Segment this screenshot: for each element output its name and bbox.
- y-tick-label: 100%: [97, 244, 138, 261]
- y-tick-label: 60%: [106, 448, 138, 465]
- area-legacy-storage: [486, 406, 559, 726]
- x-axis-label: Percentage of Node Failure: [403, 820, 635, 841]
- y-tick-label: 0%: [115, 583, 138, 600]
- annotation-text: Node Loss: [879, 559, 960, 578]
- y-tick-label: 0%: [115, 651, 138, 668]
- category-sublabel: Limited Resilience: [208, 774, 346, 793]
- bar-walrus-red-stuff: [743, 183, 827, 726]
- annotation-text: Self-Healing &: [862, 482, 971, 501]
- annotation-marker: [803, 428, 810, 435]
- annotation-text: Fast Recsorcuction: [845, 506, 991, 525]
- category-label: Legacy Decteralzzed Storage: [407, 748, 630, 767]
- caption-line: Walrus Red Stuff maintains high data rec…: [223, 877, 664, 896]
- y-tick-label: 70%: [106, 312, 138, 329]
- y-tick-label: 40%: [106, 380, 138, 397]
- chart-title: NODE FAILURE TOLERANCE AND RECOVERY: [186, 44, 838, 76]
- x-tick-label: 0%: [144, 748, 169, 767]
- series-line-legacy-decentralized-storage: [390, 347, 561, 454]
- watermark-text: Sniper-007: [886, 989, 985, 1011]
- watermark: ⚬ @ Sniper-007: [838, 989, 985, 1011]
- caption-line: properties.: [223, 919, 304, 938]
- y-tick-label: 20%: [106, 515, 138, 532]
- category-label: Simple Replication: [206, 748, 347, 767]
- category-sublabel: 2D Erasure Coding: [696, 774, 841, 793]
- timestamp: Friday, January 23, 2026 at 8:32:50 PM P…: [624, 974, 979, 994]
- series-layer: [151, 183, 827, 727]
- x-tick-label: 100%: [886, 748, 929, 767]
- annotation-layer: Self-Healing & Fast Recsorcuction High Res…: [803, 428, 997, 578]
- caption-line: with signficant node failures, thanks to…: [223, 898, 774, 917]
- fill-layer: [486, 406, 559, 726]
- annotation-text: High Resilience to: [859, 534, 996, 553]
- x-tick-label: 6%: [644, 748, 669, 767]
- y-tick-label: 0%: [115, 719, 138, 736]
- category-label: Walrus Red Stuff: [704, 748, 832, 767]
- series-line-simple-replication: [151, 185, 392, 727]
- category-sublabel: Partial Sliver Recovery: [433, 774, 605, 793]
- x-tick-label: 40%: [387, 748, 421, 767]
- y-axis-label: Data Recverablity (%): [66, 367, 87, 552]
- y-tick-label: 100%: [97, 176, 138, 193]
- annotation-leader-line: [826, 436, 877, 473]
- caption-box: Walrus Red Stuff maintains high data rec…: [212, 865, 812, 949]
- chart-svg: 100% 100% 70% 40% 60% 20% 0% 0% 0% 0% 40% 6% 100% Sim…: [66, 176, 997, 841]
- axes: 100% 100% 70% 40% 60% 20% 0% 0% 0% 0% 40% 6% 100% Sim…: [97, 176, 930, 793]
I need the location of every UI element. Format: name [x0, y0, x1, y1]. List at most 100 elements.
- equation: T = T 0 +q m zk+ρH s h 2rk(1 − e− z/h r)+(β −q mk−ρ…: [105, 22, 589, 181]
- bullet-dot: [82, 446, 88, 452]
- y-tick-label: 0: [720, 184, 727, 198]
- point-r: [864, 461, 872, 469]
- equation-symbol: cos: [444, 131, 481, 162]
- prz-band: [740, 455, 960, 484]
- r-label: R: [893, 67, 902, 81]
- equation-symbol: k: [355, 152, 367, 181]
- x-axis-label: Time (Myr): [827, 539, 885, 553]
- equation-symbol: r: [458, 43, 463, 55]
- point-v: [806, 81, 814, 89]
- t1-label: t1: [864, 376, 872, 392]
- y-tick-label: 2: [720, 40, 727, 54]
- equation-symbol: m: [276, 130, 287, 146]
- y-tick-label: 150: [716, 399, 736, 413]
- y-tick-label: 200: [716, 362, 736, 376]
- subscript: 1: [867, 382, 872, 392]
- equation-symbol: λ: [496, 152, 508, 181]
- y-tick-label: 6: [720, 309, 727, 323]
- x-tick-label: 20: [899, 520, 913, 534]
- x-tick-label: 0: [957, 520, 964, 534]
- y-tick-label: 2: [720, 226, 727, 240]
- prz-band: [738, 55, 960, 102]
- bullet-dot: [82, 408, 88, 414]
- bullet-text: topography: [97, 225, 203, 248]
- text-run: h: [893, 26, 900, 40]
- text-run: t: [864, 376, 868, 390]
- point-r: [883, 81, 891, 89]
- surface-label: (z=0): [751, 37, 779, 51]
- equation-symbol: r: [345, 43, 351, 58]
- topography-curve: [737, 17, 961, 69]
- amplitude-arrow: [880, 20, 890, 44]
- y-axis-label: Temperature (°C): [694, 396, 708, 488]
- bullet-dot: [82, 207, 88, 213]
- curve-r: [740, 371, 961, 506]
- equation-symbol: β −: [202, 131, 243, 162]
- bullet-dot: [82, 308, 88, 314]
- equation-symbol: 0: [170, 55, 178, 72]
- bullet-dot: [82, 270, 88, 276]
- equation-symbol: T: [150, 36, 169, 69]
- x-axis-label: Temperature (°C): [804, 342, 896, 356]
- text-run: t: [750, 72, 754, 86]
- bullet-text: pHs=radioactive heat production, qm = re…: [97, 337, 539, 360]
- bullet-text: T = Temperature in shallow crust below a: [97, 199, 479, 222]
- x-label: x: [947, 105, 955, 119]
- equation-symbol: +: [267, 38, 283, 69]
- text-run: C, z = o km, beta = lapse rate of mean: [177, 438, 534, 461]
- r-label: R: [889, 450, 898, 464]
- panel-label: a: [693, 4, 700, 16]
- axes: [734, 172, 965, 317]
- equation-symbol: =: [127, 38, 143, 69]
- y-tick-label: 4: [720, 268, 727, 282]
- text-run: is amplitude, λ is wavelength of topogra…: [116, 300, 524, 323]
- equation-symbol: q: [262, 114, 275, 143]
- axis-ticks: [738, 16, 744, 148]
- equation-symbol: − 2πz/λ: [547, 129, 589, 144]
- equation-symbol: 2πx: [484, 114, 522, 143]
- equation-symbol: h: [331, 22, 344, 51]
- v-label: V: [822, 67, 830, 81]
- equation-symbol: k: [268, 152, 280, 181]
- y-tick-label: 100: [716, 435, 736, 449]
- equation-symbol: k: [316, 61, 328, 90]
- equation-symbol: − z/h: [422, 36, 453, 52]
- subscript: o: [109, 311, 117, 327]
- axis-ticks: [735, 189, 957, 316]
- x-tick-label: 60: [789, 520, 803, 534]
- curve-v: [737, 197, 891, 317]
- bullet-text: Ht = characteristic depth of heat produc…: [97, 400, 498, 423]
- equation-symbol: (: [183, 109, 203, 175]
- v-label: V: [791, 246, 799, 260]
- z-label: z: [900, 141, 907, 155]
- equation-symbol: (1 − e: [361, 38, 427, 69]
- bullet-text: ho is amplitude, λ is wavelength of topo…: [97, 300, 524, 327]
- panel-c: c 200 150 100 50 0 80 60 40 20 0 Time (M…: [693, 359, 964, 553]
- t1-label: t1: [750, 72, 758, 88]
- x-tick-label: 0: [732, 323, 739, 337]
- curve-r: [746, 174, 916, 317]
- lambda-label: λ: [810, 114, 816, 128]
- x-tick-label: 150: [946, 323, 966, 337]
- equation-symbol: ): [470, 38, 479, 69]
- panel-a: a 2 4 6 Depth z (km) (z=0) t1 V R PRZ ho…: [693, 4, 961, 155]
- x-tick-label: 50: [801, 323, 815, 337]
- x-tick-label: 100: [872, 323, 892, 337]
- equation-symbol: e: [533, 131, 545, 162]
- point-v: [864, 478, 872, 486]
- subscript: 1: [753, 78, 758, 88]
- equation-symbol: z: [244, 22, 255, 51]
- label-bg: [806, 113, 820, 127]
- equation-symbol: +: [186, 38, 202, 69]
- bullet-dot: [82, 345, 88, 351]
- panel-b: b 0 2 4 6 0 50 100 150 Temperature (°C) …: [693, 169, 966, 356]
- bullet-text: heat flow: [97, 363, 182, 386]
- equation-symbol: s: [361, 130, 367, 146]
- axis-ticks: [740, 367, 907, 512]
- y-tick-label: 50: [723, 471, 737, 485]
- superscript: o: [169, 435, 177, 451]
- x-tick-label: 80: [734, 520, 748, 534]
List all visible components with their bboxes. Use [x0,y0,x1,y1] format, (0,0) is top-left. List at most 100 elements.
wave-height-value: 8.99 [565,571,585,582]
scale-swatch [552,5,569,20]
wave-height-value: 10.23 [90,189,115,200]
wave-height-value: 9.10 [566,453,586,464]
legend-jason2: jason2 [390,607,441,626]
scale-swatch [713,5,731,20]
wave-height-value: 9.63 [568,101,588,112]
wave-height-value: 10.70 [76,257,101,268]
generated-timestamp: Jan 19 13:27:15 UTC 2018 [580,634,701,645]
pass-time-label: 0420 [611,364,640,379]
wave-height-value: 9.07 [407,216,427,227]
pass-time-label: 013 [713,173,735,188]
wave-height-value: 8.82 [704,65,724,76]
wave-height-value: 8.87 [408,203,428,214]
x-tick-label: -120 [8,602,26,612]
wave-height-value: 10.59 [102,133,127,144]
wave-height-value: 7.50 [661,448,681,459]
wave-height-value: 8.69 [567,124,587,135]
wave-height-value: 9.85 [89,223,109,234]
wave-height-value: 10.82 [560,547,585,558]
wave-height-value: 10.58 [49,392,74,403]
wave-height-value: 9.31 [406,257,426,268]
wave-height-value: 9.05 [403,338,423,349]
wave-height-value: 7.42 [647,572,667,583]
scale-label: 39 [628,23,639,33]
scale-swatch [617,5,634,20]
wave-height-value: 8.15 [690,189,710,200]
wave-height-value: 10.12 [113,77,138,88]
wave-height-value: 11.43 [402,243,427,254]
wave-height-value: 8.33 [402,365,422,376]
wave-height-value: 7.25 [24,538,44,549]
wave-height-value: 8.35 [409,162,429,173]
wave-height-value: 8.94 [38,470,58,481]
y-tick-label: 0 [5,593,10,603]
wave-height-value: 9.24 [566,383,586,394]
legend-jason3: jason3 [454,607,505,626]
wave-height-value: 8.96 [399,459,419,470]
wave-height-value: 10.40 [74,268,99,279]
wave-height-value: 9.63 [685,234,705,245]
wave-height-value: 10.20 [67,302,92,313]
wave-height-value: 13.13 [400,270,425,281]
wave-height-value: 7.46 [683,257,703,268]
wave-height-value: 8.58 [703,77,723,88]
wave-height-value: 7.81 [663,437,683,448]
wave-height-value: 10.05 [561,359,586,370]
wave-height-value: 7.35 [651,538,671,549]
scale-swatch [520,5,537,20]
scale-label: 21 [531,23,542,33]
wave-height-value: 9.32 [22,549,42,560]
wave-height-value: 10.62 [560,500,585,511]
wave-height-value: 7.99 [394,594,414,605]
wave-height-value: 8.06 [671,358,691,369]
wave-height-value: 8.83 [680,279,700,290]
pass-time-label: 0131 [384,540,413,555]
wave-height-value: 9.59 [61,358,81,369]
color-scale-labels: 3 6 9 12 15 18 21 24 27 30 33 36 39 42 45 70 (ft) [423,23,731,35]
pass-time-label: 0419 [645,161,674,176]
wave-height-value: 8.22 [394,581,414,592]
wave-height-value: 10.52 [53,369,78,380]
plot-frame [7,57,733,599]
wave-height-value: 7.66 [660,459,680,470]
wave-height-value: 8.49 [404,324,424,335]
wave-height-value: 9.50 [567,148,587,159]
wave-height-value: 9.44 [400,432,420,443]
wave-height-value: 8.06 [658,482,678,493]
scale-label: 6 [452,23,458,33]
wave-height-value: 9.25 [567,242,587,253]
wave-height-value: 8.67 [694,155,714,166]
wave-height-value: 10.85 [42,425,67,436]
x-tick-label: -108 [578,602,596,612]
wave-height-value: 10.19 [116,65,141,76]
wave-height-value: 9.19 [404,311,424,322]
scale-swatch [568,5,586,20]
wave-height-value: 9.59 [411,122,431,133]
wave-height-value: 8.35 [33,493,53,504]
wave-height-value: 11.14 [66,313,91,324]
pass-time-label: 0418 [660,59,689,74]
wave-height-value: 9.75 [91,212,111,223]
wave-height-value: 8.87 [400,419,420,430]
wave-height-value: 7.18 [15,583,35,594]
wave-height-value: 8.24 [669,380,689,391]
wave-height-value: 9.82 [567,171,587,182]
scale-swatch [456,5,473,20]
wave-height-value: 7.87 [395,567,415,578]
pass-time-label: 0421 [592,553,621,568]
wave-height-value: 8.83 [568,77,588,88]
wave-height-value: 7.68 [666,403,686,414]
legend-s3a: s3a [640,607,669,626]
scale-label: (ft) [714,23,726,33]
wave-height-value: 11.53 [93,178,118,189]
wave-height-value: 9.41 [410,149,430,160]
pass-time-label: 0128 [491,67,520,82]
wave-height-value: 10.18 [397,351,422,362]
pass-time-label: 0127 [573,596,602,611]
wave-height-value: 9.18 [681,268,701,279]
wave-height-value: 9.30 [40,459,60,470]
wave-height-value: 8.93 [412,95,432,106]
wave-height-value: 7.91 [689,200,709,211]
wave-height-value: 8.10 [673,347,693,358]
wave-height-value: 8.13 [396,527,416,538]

▶ _Instructions for the task_
Rewrite the data from the beginning up to and including the line with "- annotation-marker: [803, 428, 810, 435]", changing every "y-tick-label" to "y-axis-tick" and keeping all else unchanged.

▶ _Answer to this problem_
Segment this screenshot: for each element output its name and bbox.
- y-axis-tick: 100%: [97, 244, 138, 261]
- y-axis-tick: 60%: [106, 448, 138, 465]
- area-legacy-storage: [486, 406, 559, 726]
- x-axis-label: Percentage of Node Failure: [403, 820, 635, 841]
- y-axis-tick: 0%: [115, 583, 138, 600]
- annotation-text: Node Loss: [879, 559, 960, 578]
- y-axis-tick: 0%: [115, 651, 138, 668]
- category-sublabel: Limited Resilience: [208, 774, 346, 793]
- bar-walrus-red-stuff: [743, 183, 827, 726]
- annotation-text: Self-Healing &: [862, 482, 971, 501]
- annotation-marker: [803, 428, 810, 435]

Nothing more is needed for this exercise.